Copy out the text on allowed Solo 401k investments below word for word, keeping every line and mark as it stands.

## SOURCE TEXT
=-=-=-=-=
Allowed Solo 401k investments
Promissory Notes: whether secured or unsecured; however, an interest rate
that benefits the solo 401k plan must collected.
Real Estate: all types of real estate are permitted, from fixer uppers
to rentals.
Precious Metals (coins & bullion): including coins and bullion; however, the following
requirements under 408(m) apply:
A) any coin which is—
(i) a gold coin
described in paragraph (7), (8), (9), or (10) of section 5112(a) of title 31,
United States Code,
(ii) a silver coin
described in section 5112(e) of title 31, United States Code,
(iii)a platinum coin
described in section 5112(k) of title 31, United States Code, or
(iv)a coin issued under
the laws of any State, or
(B) any gold, silver,
platinum, or palladium bullion of a fineness equal to or exceeding the minimum
fineness that a contract market (as described in section 7 of the Commodity
Exchange Act, 7 U.S.C. 7) requires for metals which may be delivered in
satisfaction of a regulated futures contract, if such bullion is in the
physical possession of a trustee described under subsection (a) of this
section.
=-=-=-=-=
## RECORDED DATA
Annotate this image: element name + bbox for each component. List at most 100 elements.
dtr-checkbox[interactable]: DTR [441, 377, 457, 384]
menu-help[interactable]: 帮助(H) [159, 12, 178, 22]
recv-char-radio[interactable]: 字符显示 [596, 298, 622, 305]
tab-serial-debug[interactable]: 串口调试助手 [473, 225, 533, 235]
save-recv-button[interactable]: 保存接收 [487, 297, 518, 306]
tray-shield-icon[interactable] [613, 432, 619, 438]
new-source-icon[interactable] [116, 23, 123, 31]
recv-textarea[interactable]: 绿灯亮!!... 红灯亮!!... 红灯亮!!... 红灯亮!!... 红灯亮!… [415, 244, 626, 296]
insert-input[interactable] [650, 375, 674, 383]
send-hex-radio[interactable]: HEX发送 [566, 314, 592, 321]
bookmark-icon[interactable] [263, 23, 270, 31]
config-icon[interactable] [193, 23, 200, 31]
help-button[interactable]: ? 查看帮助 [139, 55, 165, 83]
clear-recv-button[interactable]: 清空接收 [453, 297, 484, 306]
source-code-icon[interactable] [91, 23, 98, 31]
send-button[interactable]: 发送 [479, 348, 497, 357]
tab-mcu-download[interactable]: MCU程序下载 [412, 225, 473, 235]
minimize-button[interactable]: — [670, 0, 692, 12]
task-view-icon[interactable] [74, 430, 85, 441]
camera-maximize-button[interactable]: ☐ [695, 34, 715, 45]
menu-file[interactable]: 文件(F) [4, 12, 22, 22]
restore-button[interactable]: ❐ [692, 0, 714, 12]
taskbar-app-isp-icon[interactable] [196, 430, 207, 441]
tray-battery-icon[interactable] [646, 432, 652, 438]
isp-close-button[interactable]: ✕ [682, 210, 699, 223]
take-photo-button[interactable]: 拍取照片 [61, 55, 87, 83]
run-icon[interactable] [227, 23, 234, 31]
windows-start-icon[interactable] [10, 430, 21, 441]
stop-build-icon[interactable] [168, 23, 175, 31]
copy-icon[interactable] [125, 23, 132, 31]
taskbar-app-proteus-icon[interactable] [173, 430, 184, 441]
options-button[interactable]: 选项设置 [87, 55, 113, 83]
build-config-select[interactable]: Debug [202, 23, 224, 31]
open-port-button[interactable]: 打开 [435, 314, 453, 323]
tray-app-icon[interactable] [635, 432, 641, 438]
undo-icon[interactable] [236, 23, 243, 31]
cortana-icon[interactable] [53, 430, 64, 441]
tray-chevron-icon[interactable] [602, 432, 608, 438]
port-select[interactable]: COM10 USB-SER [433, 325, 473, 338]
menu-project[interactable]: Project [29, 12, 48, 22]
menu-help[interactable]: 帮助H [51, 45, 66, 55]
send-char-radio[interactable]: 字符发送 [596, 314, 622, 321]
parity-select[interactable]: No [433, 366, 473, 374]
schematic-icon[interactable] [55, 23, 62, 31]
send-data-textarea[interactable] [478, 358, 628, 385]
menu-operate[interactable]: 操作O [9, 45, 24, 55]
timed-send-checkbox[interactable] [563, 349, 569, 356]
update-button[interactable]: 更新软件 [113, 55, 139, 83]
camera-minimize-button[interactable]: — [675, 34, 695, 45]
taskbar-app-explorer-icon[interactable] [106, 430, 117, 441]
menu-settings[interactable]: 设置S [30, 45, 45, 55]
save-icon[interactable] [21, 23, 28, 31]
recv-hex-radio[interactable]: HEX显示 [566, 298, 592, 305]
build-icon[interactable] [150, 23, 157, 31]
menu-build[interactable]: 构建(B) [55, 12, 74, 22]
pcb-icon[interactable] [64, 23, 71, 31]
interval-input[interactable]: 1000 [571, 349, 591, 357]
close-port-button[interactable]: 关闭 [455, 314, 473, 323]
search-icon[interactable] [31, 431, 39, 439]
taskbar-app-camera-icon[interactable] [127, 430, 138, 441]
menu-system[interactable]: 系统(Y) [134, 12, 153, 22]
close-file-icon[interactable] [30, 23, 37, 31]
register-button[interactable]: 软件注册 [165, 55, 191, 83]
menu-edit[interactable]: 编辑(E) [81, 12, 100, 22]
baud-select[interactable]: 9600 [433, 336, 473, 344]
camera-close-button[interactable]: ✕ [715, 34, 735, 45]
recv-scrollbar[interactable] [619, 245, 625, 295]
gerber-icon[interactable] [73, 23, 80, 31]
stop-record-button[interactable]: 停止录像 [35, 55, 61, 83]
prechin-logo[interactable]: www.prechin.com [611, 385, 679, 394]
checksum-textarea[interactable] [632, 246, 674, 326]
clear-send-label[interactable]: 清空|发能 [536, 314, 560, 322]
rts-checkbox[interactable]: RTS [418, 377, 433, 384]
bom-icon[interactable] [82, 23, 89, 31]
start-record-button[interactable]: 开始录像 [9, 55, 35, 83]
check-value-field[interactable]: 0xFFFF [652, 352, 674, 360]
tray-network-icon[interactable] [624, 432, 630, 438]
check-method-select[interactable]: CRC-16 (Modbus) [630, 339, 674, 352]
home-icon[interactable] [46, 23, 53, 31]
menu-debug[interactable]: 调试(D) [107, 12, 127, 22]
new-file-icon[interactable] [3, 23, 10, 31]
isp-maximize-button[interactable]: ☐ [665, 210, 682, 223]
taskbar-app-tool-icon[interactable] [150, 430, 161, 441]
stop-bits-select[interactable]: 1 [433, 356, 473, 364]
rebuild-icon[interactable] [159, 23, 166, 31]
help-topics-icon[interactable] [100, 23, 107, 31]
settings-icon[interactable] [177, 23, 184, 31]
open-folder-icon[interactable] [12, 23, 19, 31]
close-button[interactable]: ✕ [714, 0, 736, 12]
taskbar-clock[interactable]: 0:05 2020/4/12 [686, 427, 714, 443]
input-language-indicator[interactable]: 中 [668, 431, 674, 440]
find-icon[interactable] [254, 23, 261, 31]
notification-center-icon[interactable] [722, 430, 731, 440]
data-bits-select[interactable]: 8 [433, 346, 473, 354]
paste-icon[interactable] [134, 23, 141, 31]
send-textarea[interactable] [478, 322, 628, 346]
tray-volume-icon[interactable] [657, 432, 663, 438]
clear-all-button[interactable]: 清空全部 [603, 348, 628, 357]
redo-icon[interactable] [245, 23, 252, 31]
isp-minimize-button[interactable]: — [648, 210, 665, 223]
=-=-=-=-=
## OUTPUT FOR THIS EXERCISE
Allowed Solo 401k investments
Promissory Notes: whether secured or unsecured; however, an interest rate
that benefits the solo 401k plan must collected.
Real Estate: all types of real estate are permitted, from fixer uppers
to rentals.
Precious Metals (coins & bullion): including coins and bullion; however, the following
requirements under 408(m) apply:
A) any coin which is—
(i) a gold coin
described in paragraph (7), (8), (9), or (10) of section 5112(a) of title 31,
United States Code,
(ii) a silver coin
described in section 5112(e) of title 31, United States Code,
(iii)a platinum coin
described in section 5112(k) of title 31, United States Code, or
(iv)a coin issued under
the laws of any State, or
(B) any gold, silver,
platinum, or palladium bullion of a fineness equal to or exceeding the minimum
fineness that a contract market (as described in section 7 of the Commodity
Exchange Act, 7 U.S.C. 7) requires for metals which may be delivered in
satisfaction of a regulated futures contract, if such bullion is in the
physical possession of a trustee described under subsection (a) of this
section.